[Given exercise]
Turn the entries below into a numbered list, skipping any blank lines.

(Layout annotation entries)
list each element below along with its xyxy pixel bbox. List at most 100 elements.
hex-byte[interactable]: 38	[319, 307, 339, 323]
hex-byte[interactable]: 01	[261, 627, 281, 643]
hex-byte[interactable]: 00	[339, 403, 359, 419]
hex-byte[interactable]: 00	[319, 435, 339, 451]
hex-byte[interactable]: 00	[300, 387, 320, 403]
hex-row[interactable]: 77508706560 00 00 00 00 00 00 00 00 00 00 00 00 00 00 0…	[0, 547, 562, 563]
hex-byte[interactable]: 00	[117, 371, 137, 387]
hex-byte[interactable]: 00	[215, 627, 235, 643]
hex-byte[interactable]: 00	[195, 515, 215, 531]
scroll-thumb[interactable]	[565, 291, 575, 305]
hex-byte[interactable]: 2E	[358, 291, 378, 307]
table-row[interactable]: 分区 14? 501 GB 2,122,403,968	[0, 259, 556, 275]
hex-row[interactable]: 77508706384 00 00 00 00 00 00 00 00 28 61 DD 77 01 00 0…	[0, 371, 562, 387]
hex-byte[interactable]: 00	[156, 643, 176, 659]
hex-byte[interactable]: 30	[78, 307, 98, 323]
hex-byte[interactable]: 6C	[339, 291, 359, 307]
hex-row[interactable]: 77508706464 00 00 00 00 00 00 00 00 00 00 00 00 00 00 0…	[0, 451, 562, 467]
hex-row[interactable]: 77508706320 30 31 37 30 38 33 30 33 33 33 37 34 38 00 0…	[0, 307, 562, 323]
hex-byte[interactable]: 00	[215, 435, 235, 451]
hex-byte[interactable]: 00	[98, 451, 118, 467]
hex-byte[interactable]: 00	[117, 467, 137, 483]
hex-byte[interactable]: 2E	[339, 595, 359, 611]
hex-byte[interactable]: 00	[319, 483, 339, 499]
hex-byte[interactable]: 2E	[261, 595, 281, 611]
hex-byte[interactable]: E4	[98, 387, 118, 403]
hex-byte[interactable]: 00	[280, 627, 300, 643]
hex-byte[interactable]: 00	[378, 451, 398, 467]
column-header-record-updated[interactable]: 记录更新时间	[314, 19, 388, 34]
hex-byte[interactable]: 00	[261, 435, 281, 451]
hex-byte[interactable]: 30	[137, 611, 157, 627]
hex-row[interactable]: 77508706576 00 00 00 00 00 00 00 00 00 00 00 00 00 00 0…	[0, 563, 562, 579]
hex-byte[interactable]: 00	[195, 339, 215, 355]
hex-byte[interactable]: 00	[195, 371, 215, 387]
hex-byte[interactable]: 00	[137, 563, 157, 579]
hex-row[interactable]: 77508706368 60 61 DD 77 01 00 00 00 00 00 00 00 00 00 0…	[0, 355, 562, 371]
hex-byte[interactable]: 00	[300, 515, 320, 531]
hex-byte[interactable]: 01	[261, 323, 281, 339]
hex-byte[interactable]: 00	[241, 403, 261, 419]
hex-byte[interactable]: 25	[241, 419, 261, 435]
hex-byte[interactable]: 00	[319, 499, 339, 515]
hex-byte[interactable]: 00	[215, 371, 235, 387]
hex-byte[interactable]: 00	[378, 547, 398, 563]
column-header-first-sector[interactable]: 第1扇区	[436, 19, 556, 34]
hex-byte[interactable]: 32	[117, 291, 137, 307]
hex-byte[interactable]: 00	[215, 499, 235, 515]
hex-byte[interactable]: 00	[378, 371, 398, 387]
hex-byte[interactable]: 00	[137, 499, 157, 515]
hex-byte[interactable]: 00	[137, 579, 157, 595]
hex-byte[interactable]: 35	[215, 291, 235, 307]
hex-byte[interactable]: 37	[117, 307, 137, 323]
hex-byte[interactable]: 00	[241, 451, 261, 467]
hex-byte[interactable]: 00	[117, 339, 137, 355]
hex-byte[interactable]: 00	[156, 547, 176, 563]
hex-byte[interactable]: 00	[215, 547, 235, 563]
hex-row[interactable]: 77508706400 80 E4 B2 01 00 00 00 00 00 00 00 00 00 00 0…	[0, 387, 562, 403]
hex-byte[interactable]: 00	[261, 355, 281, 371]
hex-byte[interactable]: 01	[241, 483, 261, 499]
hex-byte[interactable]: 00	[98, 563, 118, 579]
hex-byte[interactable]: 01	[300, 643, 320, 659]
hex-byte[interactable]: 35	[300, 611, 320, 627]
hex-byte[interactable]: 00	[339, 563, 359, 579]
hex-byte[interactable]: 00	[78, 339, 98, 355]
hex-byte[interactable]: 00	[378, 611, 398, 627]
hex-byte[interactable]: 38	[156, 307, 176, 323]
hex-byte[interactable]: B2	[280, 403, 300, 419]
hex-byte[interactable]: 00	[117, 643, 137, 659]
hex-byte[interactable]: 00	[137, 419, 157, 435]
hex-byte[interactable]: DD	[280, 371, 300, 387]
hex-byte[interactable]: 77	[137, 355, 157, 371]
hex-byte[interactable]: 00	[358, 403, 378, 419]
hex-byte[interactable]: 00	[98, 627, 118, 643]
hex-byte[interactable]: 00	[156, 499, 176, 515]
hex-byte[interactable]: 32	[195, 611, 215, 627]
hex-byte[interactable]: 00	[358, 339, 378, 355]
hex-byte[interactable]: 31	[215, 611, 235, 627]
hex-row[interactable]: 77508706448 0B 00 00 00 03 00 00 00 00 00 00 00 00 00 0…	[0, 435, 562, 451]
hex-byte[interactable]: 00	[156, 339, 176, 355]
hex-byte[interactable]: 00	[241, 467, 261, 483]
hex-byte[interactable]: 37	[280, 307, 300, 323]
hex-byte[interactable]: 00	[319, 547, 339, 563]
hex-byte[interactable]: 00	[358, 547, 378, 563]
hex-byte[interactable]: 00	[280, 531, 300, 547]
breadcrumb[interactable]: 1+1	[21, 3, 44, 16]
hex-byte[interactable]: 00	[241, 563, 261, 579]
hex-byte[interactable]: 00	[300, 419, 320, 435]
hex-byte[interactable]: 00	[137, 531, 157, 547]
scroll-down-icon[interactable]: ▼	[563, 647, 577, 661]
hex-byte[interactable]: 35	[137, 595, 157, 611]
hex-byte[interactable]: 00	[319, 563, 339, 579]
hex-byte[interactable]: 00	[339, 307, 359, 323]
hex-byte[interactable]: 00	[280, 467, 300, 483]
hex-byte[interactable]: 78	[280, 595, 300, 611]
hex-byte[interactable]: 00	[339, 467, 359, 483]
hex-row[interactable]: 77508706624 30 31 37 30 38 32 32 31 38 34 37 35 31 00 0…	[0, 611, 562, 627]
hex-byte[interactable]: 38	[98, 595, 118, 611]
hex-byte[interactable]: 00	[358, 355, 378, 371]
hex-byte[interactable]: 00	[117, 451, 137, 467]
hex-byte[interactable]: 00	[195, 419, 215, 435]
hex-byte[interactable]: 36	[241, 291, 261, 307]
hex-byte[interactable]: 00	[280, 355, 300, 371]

[Response to the task]
1. list each element below along with its xyxy pixel bbox. List at most 100 elements.
2. hex-byte[interactable]: 38	[319, 307, 339, 323]
3. hex-byte[interactable]: 01	[261, 627, 281, 643]
4. hex-byte[interactable]: 00	[339, 403, 359, 419]
5. hex-byte[interactable]: 00	[319, 435, 339, 451]
6. hex-byte[interactable]: 00	[300, 387, 320, 403]
7. hex-row[interactable]: 77508706560 00 00 00 00 00 00 00 00 00 00 00 00 00 00 0…	[0, 547, 562, 563]
8. hex-byte[interactable]: 00	[117, 371, 137, 387]
9. hex-byte[interactable]: 00	[215, 627, 235, 643]
10. hex-byte[interactable]: 00	[195, 515, 215, 531]
11. scroll-thumb[interactable]	[565, 291, 575, 305]
12. hex-byte[interactable]: 2E	[358, 291, 378, 307]
13. table-row[interactable]: 分区 14? 501 GB 2,122,403,968	[0, 259, 556, 275]
14. hex-row[interactable]: 77508706384 00 00 00 00 00 00 00 00 28 61 DD 77 01 00 0…	[0, 371, 562, 387]
15. hex-byte[interactable]: 00	[156, 643, 176, 659]
16. hex-byte[interactable]: 30	[78, 307, 98, 323]
17. hex-byte[interactable]: 6C	[339, 291, 359, 307]
18. hex-row[interactable]: 77508706464 00 00 00 00 00 00 00 00 00 00 00 00 00 00 0…	[0, 451, 562, 467]
19. hex-row[interactable]: 77508706320 30 31 37 30 38 33 30 33 33 33 37 34 38 00 0…	[0, 307, 562, 323]
20. hex-byte[interactable]: 00	[215, 435, 235, 451]
21. hex-byte[interactable]: 00	[98, 451, 118, 467]
22. hex-byte[interactable]: 00	[117, 467, 137, 483]
23. hex-byte[interactable]: 2E	[339, 595, 359, 611]
24. hex-byte[interactable]: 00	[319, 483, 339, 499]
25. hex-byte[interactable]: 2E	[261, 595, 281, 611]
26. hex-byte[interactable]: E4	[98, 387, 118, 403]
27. hex-byte[interactable]: 00	[280, 627, 300, 643]
28. hex-byte[interactable]: 00	[378, 451, 398, 467]
29. column-header-record-updated[interactable]: 记录更新时间	[314, 19, 388, 34]
30. hex-byte[interactable]: 00	[261, 435, 281, 451]
31. hex-byte[interactable]: 30	[137, 611, 157, 627]
32. hex-row[interactable]: 77508706576 00 00 00 00 00 00 00 00 00 00 00 00 00 00 0…	[0, 563, 562, 579]
33. hex-byte[interactable]: 00	[195, 339, 215, 355]
34. hex-byte[interactable]: 00	[195, 371, 215, 387]
35. hex-byte[interactable]: 00	[137, 563, 157, 579]
36. hex-row[interactable]: 77508706368 60 61 DD 77 01 00 00 00 00 00 00 00 00 00 0…	[0, 355, 562, 371]
37. hex-byte[interactable]: 00	[300, 515, 320, 531]
38. hex-byte[interactable]: 01	[261, 323, 281, 339]
39. hex-byte[interactable]: 00	[241, 403, 261, 419]
40. hex-byte[interactable]: 25	[241, 419, 261, 435]
41. hex-byte[interactable]: 00	[319, 499, 339, 515]
42. hex-byte[interactable]: 00	[215, 371, 235, 387]
43. hex-byte[interactable]: 00	[378, 547, 398, 563]
44. column-header-first-sector[interactable]: 第1扇区	[436, 19, 556, 34]
45. hex-byte[interactable]: 32	[117, 291, 137, 307]
46. hex-byte[interactable]: 00	[215, 499, 235, 515]
47. hex-byte[interactable]: 00	[378, 371, 398, 387]
48. hex-byte[interactable]: 00	[137, 499, 157, 515]
49. hex-byte[interactable]: 00	[137, 579, 157, 595]
50. hex-byte[interactable]: 35	[215, 291, 235, 307]
51. hex-byte[interactable]: 37	[117, 307, 137, 323]
52. hex-byte[interactable]: 00	[241, 451, 261, 467]
53. hex-byte[interactable]: 00	[117, 339, 137, 355]
54. hex-byte[interactable]: 00	[156, 547, 176, 563]
55. hex-byte[interactable]: 00	[215, 547, 235, 563]
56. hex-row[interactable]: 77508706400 80 E4 B2 01 00 00 00 00 00 00 00 00 00 00 0…	[0, 387, 562, 403]
57. hex-byte[interactable]: 00	[261, 355, 281, 371]
58. hex-byte[interactable]: 01	[241, 483, 261, 499]
59. hex-byte[interactable]: 00	[98, 563, 118, 579]
60. hex-byte[interactable]: 01	[300, 643, 320, 659]
61. hex-byte[interactable]: 35	[300, 611, 320, 627]
62. hex-byte[interactable]: 00	[339, 563, 359, 579]
63. hex-byte[interactable]: 00	[78, 339, 98, 355]
64. hex-byte[interactable]: 00	[378, 611, 398, 627]
65. hex-byte[interactable]: 38	[156, 307, 176, 323]
66. hex-byte[interactable]: B2	[280, 403, 300, 419]
67. hex-byte[interactable]: 00	[117, 643, 137, 659]
68. hex-byte[interactable]: 00	[137, 419, 157, 435]
69. hex-byte[interactable]: DD	[280, 371, 300, 387]
70. hex-byte[interactable]: 77	[137, 355, 157, 371]
71. hex-byte[interactable]: 00	[358, 403, 378, 419]
72. hex-byte[interactable]: 00	[98, 627, 118, 643]
73. hex-byte[interactable]: 00	[156, 499, 176, 515]
74. hex-byte[interactable]: 32	[195, 611, 215, 627]
75. hex-byte[interactable]: 00	[358, 339, 378, 355]
76. hex-byte[interactable]: 31	[215, 611, 235, 627]
77. hex-row[interactable]: 77508706448 0B 00 00 00 03 00 00 00 00 00 00 00 00 00 0…	[0, 435, 562, 451]
78. hex-byte[interactable]: 00	[156, 339, 176, 355]
79. hex-byte[interactable]: 00	[241, 467, 261, 483]
80. hex-byte[interactable]: 37	[280, 307, 300, 323]
81. hex-byte[interactable]: 00	[319, 547, 339, 563]
82. hex-byte[interactable]: 00	[358, 547, 378, 563]
83. hex-byte[interactable]: 00	[280, 531, 300, 547]
84. breadcrumb[interactable]: 1+1	[21, 3, 44, 16]
85. hex-byte[interactable]: 00	[241, 563, 261, 579]
86. hex-byte[interactable]: 00	[300, 419, 320, 435]
87. hex-byte[interactable]: 00	[137, 531, 157, 547]
88. scroll-down-icon[interactable]: ▼	[563, 647, 577, 661]
89. hex-byte[interactable]: 35	[137, 595, 157, 611]
90. hex-byte[interactable]: 00	[319, 563, 339, 579]
91. hex-byte[interactable]: 00	[339, 307, 359, 323]
92. hex-byte[interactable]: 00	[280, 467, 300, 483]
93. hex-byte[interactable]: 78	[280, 595, 300, 611]
94. hex-byte[interactable]: 00	[339, 467, 359, 483]
95. hex-row[interactable]: 77508706624 30 31 37 30 38 32 32 31 38 34 37 35 31 00 0…	[0, 611, 562, 627]
96. hex-byte[interactable]: 38	[98, 595, 118, 611]
97. hex-byte[interactable]: 00	[358, 355, 378, 371]
98. hex-byte[interactable]: 00	[117, 451, 137, 467]
99. hex-byte[interactable]: 00	[195, 419, 215, 435]
100. hex-byte[interactable]: 36	[241, 291, 261, 307]
101. hex-byte[interactable]: 00	[280, 355, 300, 371]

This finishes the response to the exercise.